>> begin Records provided

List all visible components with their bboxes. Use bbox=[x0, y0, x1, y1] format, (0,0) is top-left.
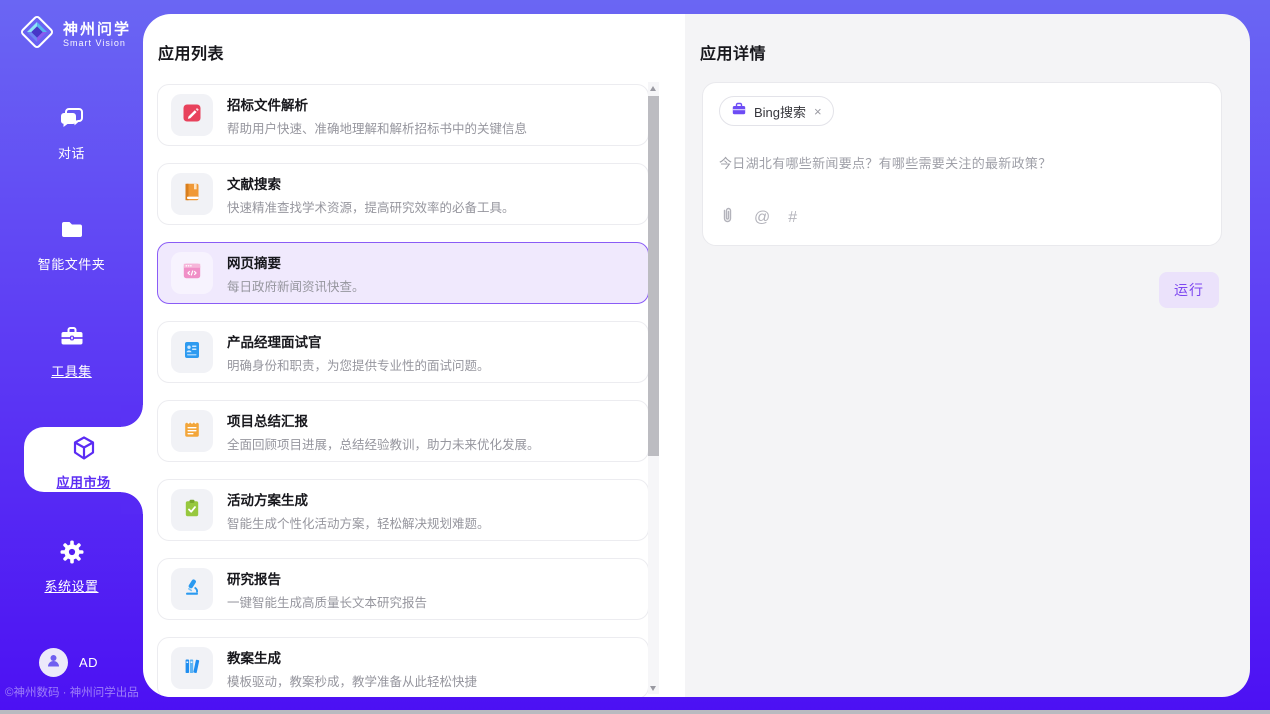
sidebar-item-label: 应用市场 bbox=[24, 472, 143, 491]
window-bottom-edge bbox=[0, 710, 1270, 714]
toolbox-icon bbox=[58, 338, 86, 355]
app-icon-tile bbox=[171, 94, 213, 136]
app-icon-tile bbox=[171, 647, 213, 689]
sidebar-item-chat[interactable]: 对话 bbox=[0, 105, 143, 162]
app-card[interactable]: 项目总结汇报全面回顾项目进展，总结经验教训，助力未来优化发展。 bbox=[157, 400, 649, 462]
question-text: 今日湖北有哪些新闻要点？有哪些需要关注的最新政策？ bbox=[719, 153, 1205, 172]
briefcase-icon bbox=[731, 104, 747, 121]
mention-icon[interactable]: @ bbox=[754, 210, 770, 226]
app-description: 帮助用户快速、准确地理解和解析招标书中的关键信息 bbox=[227, 118, 527, 137]
app-card[interactable]: 网页摘要每日政府新闻资讯快查。 bbox=[157, 242, 649, 304]
sidebar-item-label: 智能文件夹 bbox=[0, 254, 143, 273]
tool-tag-bing-search[interactable]: Bing搜索 × bbox=[719, 96, 834, 126]
copyright-text: ©神州数码 · 神州问学出品 bbox=[5, 684, 139, 700]
app-description: 一键智能生成高质量长文本研究报告 bbox=[227, 592, 427, 611]
app-card[interactable]: 产品经理面试官明确身份和职责，为您提供专业性的面试问题。 bbox=[157, 321, 649, 383]
app-description: 全面回顾项目进展，总结经验教训，助力未来优化发展。 bbox=[227, 434, 540, 453]
app-description: 明确身份和职责，为您提供专业性的面试问题。 bbox=[227, 355, 490, 374]
composer-toolbar: @# bbox=[719, 206, 797, 229]
research-report-icon bbox=[181, 576, 203, 603]
app-description: 快速精准查找学术资源，提高研究效率的必备工具。 bbox=[227, 197, 515, 216]
literature-search-icon bbox=[181, 181, 203, 208]
logo-subtitle: Smart Vision bbox=[63, 38, 131, 48]
sidebar-item-toolset[interactable]: 工具集 bbox=[0, 323, 143, 380]
app-title: 文献搜索 bbox=[227, 173, 515, 193]
app-card[interactable]: 活动方案生成智能生成个性化活动方案，轻松解决规划难题。 bbox=[157, 479, 649, 541]
avatar bbox=[39, 648, 68, 677]
chat-icon bbox=[58, 120, 86, 137]
app-icon-tile bbox=[171, 568, 213, 610]
user-name: AD bbox=[79, 655, 98, 670]
cube-icon bbox=[70, 449, 98, 466]
person-icon bbox=[45, 652, 62, 674]
lesson-plan-icon bbox=[181, 655, 203, 682]
run-button[interactable]: 运行 bbox=[1159, 272, 1219, 308]
gear-icon bbox=[58, 553, 86, 570]
app-title: 教案生成 bbox=[227, 647, 477, 667]
pm-interviewer-icon bbox=[181, 339, 203, 366]
app-title: 产品经理面试官 bbox=[227, 331, 490, 351]
scrollbar-up-arrow[interactable] bbox=[648, 82, 659, 95]
app-description: 模板驱动，教案秒成，教学准备从此轻松快捷 bbox=[227, 671, 477, 690]
app-card[interactable]: 文献搜索快速精准查找学术资源，提高研究效率的必备工具。 bbox=[157, 163, 649, 225]
app-icon-tile bbox=[171, 252, 213, 294]
app-icon-tile bbox=[171, 331, 213, 373]
app-card[interactable]: 研究报告一键智能生成高质量长文本研究报告 bbox=[157, 558, 649, 620]
logo-text: 神州问学 Smart Vision bbox=[63, 21, 131, 48]
app-list-title: 应用列表 bbox=[158, 40, 224, 64]
hashtag-icon[interactable]: # bbox=[788, 210, 797, 226]
app-window: 神州问学 Smart Vision 对话 智能文件夹 工具集 系统设置 应用市场… bbox=[0, 0, 1270, 714]
scrollbar[interactable] bbox=[648, 82, 659, 694]
app-icon-tile bbox=[171, 410, 213, 452]
sidebar: 神州问学 Smart Vision 对话 智能文件夹 工具集 系统设置 应用市场… bbox=[0, 0, 143, 714]
app-title: 招标文件解析 bbox=[227, 94, 527, 114]
attachment-icon[interactable] bbox=[719, 206, 736, 229]
user-profile[interactable]: AD bbox=[0, 648, 143, 677]
tool-tag-label: Bing搜索 bbox=[754, 102, 806, 121]
app-card[interactable]: 教案生成模板驱动，教案秒成，教学准备从此轻松快捷 bbox=[157, 637, 649, 697]
app-icon-tile bbox=[171, 489, 213, 531]
logo-diamond bbox=[18, 38, 56, 55]
event-plan-icon bbox=[181, 497, 203, 524]
app-detail-title: 应用详情 bbox=[700, 40, 766, 64]
app-title: 项目总结汇报 bbox=[227, 410, 540, 430]
app-description: 每日政府新闻资讯快查。 bbox=[227, 276, 365, 295]
app-card-list: 招标文件解析帮助用户快速、准确地理解和解析招标书中的关键信息 文献搜索快速精准查… bbox=[157, 84, 649, 697]
logo-title: 神州问学 bbox=[63, 21, 131, 38]
app-description: 智能生成个性化活动方案，轻松解决规划难题。 bbox=[227, 513, 490, 532]
app-title: 活动方案生成 bbox=[227, 489, 490, 509]
app-card[interactable]: 招标文件解析帮助用户快速、准确地理解和解析招标书中的关键信息 bbox=[157, 84, 649, 146]
app-title: 研究报告 bbox=[227, 568, 427, 588]
app-icon-tile bbox=[171, 173, 213, 215]
scrollbar-thumb[interactable] bbox=[648, 96, 659, 456]
app-list-panel: 应用列表 招标文件解析帮助用户快速、准确地理解和解析招标书中的关键信息 文献搜索… bbox=[143, 14, 685, 697]
tool-tag-close-icon[interactable]: × bbox=[814, 104, 822, 119]
sidebar-item-smart-folders[interactable]: 智能文件夹 bbox=[0, 216, 143, 273]
sidebar-item-label: 工具集 bbox=[0, 361, 143, 380]
project-summary-icon bbox=[181, 418, 203, 445]
folder-icon bbox=[58, 231, 86, 248]
prompt-card: Bing搜索 × 今日湖北有哪些新闻要点？有哪些需要关注的最新政策？ @# bbox=[702, 82, 1222, 246]
sidebar-item-system-settings[interactable]: 系统设置 bbox=[0, 538, 143, 595]
app-logo: 神州问学 Smart Vision bbox=[18, 13, 131, 56]
bid-document-icon bbox=[181, 102, 203, 129]
sidebar-item-label: 系统设置 bbox=[0, 576, 143, 595]
scrollbar-down-arrow[interactable] bbox=[648, 681, 659, 694]
app-title: 网页摘要 bbox=[227, 252, 365, 272]
app-detail-panel: 应用详情 Bing搜索 × 今日湖北有哪些新闻要点？有哪些需要关注的最新政策？ … bbox=[685, 14, 1250, 697]
webpage-summary-icon bbox=[181, 260, 203, 287]
sidebar-item-label: 对话 bbox=[0, 143, 143, 162]
sidebar-item-app-market[interactable]: 应用市场 bbox=[24, 427, 143, 492]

>> end Records provided

#### Aim
Copy every line of the data above word for word, leaving out the pictures.

#### Result
List all visible components with their bboxes. Use bbox=[x0, y0, x1, y1] format, (0,0) is top-left.
sidebar-item-label: 应用市场 bbox=[24, 472, 143, 491]
window-bottom-edge bbox=[0, 710, 1270, 714]
toolbox-icon bbox=[58, 338, 86, 355]
app-icon-tile bbox=[171, 94, 213, 136]
app-icon-tile bbox=[171, 647, 213, 689]
sidebar-item-chat[interactable]: 对话 bbox=[0, 105, 143, 162]
app-card[interactable]: 项目总结汇报全面回顾项目进展，总结经验教训，助力未来优化发展。 bbox=[157, 400, 649, 462]
question-text: 今日湖北有哪些新闻要点？有哪些需要关注的最新政策？ bbox=[719, 153, 1205, 172]
briefcase-icon bbox=[731, 104, 747, 121]
mention-icon[interactable]: @ bbox=[754, 210, 770, 226]
app-description: 帮助用户快速、准确地理解和解析招标书中的关键信息 bbox=[227, 118, 527, 137]
app-card[interactable]: 网页摘要每日政府新闻资讯快查。 bbox=[157, 242, 649, 304]
sidebar-item-label: 智能文件夹 bbox=[0, 254, 143, 273]
tool-tag-bing-search[interactable]: Bing搜索 × bbox=[719, 96, 834, 126]
copyright-text: ©神州数码 · 神州问学出品 bbox=[5, 684, 139, 700]
app-description: 一键智能生成高质量长文本研究报告 bbox=[227, 592, 427, 611]
app-card[interactable]: 产品经理面试官明确身份和职责，为您提供专业性的面试问题。 bbox=[157, 321, 649, 383]
app-description: 全面回顾项目进展，总结经验教训，助力未来优化发展。 bbox=[227, 434, 540, 453]
app-description: 明确身份和职责，为您提供专业性的面试问题。 bbox=[227, 355, 490, 374]
composer-toolbar: @# bbox=[719, 206, 797, 229]
research-report-icon bbox=[181, 576, 203, 603]
app-description: 快速精准查找学术资源，提高研究效率的必备工具。 bbox=[227, 197, 515, 216]
literature-search-icon bbox=[181, 181, 203, 208]
logo-subtitle: Smart Vision bbox=[63, 38, 131, 48]
sidebar-item-toolset[interactable]: 工具集 bbox=[0, 323, 143, 380]
app-title: 文献搜索 bbox=[227, 173, 515, 193]
app-card[interactable]: 活动方案生成智能生成个性化活动方案，轻松解决规划难题。 bbox=[157, 479, 649, 541]
avatar bbox=[39, 648, 68, 677]
chat-icon bbox=[58, 120, 86, 137]
app-icon-tile bbox=[171, 568, 213, 610]
user-name: AD bbox=[79, 655, 98, 670]
cube-icon bbox=[70, 449, 98, 466]
person-icon bbox=[45, 652, 62, 674]
lesson-plan-icon bbox=[181, 655, 203, 682]
run-button[interactable]: 运行 bbox=[1159, 272, 1219, 308]
gear-icon bbox=[58, 553, 86, 570]
app-title: 教案生成 bbox=[227, 647, 477, 667]
pm-interviewer-icon bbox=[181, 339, 203, 366]
app-title: 产品经理面试官 bbox=[227, 331, 490, 351]
scrollbar-up-arrow[interactable] bbox=[648, 82, 659, 95]
app-description: 模板驱动，教案秒成，教学准备从此轻松快捷 bbox=[227, 671, 477, 690]
app-card[interactable]: 文献搜索快速精准查找学术资源，提高研究效率的必备工具。 bbox=[157, 163, 649, 225]
app-icon-tile bbox=[171, 252, 213, 294]
app-icon-tile bbox=[171, 331, 213, 373]
app-card[interactable]: 研究报告一键智能生成高质量长文本研究报告 bbox=[157, 558, 649, 620]
logo-text: 神州问学 Smart Vision bbox=[63, 21, 131, 48]
app-list-title: 应用列表 bbox=[158, 40, 224, 64]
hashtag-icon[interactable]: # bbox=[788, 210, 797, 226]
app-window: 神州问学 Smart Vision 对话 智能文件夹 工具集 系统设置 应用市场… bbox=[0, 0, 1270, 714]
scrollbar[interactable] bbox=[648, 82, 659, 694]
app-icon-tile bbox=[171, 410, 213, 452]
sidebar: 神州问学 Smart Vision 对话 智能文件夹 工具集 系统设置 应用市场… bbox=[0, 0, 143, 714]
app-title: 招标文件解析 bbox=[227, 94, 527, 114]
attachment-icon[interactable] bbox=[719, 206, 736, 229]
user-profile[interactable]: AD bbox=[0, 648, 143, 677]
tool-tag-label: Bing搜索 bbox=[754, 102, 806, 121]
app-card[interactable]: 教案生成模板驱动，教案秒成，教学准备从此轻松快捷 bbox=[157, 637, 649, 697]
app-icon-tile bbox=[171, 489, 213, 531]
logo-diamond bbox=[18, 38, 56, 55]
event-plan-icon bbox=[181, 497, 203, 524]
app-detail-title: 应用详情 bbox=[700, 40, 766, 64]
app-title: 项目总结汇报 bbox=[227, 410, 540, 430]
app-description: 每日政府新闻资讯快查。 bbox=[227, 276, 365, 295]
app-card-list: 招标文件解析帮助用户快速、准确地理解和解析招标书中的关键信息 文献搜索快速精准查… bbox=[157, 84, 649, 697]
logo-title: 神州问学 bbox=[63, 21, 131, 38]
app-description: 智能生成个性化活动方案，轻松解决规划难题。 bbox=[227, 513, 490, 532]
app-title: 活动方案生成 bbox=[227, 489, 490, 509]
app-card[interactable]: 招标文件解析帮助用户快速、准确地理解和解析招标书中的关键信息 bbox=[157, 84, 649, 146]
app-title: 研究报告 bbox=[227, 568, 427, 588]
app-icon-tile bbox=[171, 173, 213, 215]
scrollbar-thumb[interactable] bbox=[648, 96, 659, 456]
app-list-panel: 应用列表 招标文件解析帮助用户快速、准确地理解和解析招标书中的关键信息 文献搜索… bbox=[143, 14, 685, 697]
tool-tag-close-icon[interactable]: × bbox=[814, 104, 822, 119]
sidebar-item-smart-folders[interactable]: 智能文件夹 bbox=[0, 216, 143, 273]
sidebar-item-label: 工具集 bbox=[0, 361, 143, 380]
project-summary-icon bbox=[181, 418, 203, 445]
folder-icon bbox=[58, 231, 86, 248]
prompt-card: Bing搜索 × 今日湖北有哪些新闻要点？有哪些需要关注的最新政策？ @# bbox=[702, 82, 1222, 246]
sidebar-item-system-settings[interactable]: 系统设置 bbox=[0, 538, 143, 595]
app-logo: 神州问学 Smart Vision bbox=[18, 13, 131, 56]
bid-document-icon bbox=[181, 102, 203, 129]
sidebar-item-label: 系统设置 bbox=[0, 576, 143, 595]
scrollbar-down-arrow[interactable] bbox=[648, 681, 659, 694]
app-title: 网页摘要 bbox=[227, 252, 365, 272]
app-detail-panel: 应用详情 Bing搜索 × 今日湖北有哪些新闻要点？有哪些需要关注的最新政策？ … bbox=[685, 14, 1250, 697]
webpage-summary-icon bbox=[181, 260, 203, 287]
sidebar-item-label: 对话 bbox=[0, 143, 143, 162]
sidebar-item-app-market[interactable]: 应用市场 bbox=[24, 427, 143, 492]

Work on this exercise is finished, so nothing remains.